* WHAT YOU WILL DO *
State how many lines of the entries hold the string "Center", and nothing more.

··········

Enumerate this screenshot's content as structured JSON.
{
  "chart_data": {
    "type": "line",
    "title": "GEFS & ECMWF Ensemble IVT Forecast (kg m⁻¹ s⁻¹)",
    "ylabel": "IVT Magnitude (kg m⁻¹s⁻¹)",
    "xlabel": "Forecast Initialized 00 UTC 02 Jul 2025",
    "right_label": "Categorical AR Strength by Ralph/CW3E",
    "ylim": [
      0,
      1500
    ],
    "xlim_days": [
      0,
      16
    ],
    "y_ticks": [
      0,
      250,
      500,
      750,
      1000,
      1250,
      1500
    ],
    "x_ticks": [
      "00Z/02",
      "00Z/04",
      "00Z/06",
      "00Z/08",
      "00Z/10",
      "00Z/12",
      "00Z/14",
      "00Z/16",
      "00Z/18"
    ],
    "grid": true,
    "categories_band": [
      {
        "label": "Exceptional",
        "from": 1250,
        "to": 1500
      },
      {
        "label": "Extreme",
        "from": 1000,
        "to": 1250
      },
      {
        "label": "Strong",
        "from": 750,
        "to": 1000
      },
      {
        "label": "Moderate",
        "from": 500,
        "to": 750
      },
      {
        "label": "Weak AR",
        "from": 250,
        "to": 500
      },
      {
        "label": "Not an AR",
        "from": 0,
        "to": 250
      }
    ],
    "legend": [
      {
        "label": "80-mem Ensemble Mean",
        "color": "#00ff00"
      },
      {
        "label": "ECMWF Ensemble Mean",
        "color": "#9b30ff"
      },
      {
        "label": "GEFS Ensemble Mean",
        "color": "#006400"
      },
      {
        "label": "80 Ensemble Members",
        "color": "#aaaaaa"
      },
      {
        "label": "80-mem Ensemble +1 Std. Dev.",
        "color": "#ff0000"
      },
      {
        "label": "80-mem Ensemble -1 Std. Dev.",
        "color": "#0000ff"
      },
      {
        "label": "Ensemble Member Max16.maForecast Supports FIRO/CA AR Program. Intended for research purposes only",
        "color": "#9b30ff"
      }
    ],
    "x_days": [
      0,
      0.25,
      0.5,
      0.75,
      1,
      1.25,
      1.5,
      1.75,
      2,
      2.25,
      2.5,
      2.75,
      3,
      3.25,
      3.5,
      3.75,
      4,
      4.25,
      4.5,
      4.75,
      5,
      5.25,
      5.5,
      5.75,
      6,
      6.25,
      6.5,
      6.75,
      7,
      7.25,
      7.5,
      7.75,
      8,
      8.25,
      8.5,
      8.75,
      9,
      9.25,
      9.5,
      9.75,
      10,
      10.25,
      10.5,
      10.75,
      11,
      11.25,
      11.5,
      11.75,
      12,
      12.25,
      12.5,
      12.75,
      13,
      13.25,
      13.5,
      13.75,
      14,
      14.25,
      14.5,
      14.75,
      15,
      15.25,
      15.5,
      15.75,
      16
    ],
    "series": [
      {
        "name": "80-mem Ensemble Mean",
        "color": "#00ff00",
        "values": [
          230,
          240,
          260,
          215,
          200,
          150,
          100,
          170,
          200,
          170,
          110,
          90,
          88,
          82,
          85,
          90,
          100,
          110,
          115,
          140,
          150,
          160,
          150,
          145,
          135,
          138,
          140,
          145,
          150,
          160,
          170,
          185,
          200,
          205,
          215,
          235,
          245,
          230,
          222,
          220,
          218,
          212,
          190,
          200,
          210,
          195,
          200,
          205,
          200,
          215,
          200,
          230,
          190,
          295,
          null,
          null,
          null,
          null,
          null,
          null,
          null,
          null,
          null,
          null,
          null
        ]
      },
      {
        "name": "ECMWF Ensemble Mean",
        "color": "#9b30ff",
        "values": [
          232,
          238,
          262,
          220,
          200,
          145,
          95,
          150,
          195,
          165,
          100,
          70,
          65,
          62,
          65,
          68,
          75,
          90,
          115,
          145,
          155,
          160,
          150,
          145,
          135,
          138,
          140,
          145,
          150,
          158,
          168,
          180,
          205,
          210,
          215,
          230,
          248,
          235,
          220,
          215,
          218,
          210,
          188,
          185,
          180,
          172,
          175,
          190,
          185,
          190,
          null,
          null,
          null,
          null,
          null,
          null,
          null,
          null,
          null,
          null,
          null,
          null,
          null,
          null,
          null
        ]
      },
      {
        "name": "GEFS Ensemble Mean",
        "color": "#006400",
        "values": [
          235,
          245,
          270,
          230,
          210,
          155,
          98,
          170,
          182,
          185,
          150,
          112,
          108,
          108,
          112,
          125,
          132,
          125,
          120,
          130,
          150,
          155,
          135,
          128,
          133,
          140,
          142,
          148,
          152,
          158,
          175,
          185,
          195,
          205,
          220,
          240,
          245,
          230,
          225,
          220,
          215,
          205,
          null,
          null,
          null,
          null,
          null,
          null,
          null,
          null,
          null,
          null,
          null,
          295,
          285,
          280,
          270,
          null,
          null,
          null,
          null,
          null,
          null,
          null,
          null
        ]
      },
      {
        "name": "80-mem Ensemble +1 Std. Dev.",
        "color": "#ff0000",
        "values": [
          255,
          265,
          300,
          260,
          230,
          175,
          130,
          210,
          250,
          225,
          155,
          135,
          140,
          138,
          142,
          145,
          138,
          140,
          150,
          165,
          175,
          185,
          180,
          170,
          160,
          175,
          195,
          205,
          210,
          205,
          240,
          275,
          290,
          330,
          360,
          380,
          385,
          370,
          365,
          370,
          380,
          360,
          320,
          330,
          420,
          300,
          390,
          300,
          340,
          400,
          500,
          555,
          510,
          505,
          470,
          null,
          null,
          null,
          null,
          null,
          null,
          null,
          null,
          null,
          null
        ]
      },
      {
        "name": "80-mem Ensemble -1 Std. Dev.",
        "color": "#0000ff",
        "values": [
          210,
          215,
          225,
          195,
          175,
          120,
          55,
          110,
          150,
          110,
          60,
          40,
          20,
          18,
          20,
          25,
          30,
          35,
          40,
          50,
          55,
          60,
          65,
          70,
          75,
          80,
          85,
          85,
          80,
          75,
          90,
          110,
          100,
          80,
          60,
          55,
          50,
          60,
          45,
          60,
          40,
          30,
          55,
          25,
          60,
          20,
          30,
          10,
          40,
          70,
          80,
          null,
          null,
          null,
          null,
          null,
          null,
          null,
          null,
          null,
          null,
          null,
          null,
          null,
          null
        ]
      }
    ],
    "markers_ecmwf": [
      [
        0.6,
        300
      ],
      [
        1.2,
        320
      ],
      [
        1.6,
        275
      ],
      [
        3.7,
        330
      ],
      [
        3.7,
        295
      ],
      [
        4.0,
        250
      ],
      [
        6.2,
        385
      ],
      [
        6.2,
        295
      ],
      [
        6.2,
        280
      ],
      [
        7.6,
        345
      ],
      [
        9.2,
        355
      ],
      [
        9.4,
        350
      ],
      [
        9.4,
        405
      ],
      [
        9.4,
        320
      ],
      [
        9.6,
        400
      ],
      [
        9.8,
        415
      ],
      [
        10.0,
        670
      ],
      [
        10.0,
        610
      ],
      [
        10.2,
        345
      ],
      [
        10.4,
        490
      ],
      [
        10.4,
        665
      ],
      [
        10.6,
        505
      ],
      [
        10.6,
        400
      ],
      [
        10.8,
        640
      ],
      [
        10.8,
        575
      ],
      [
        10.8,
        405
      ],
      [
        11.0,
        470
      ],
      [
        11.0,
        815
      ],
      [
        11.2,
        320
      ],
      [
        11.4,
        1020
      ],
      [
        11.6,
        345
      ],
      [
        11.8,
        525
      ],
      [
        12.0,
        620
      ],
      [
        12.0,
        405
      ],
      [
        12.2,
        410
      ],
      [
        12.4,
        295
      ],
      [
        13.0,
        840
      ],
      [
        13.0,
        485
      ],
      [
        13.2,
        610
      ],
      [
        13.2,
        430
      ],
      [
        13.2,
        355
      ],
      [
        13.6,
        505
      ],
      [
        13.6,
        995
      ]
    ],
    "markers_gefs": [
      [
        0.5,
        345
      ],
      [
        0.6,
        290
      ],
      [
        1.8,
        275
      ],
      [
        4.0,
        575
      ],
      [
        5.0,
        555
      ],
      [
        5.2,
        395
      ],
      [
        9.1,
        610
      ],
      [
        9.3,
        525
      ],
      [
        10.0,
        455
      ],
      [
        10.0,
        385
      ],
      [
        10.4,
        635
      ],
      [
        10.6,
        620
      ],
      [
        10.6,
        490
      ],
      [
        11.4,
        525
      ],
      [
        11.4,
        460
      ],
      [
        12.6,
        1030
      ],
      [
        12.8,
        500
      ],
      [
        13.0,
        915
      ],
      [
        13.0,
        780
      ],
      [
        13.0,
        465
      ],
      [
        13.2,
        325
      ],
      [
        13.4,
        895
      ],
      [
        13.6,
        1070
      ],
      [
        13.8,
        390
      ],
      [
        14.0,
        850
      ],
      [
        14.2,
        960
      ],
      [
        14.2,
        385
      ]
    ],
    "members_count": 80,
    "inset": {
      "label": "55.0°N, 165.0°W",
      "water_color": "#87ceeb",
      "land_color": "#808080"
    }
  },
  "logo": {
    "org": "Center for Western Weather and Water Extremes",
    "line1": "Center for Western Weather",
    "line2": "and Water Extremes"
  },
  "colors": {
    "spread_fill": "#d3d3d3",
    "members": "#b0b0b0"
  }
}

··········

* FULL ANSWER *
2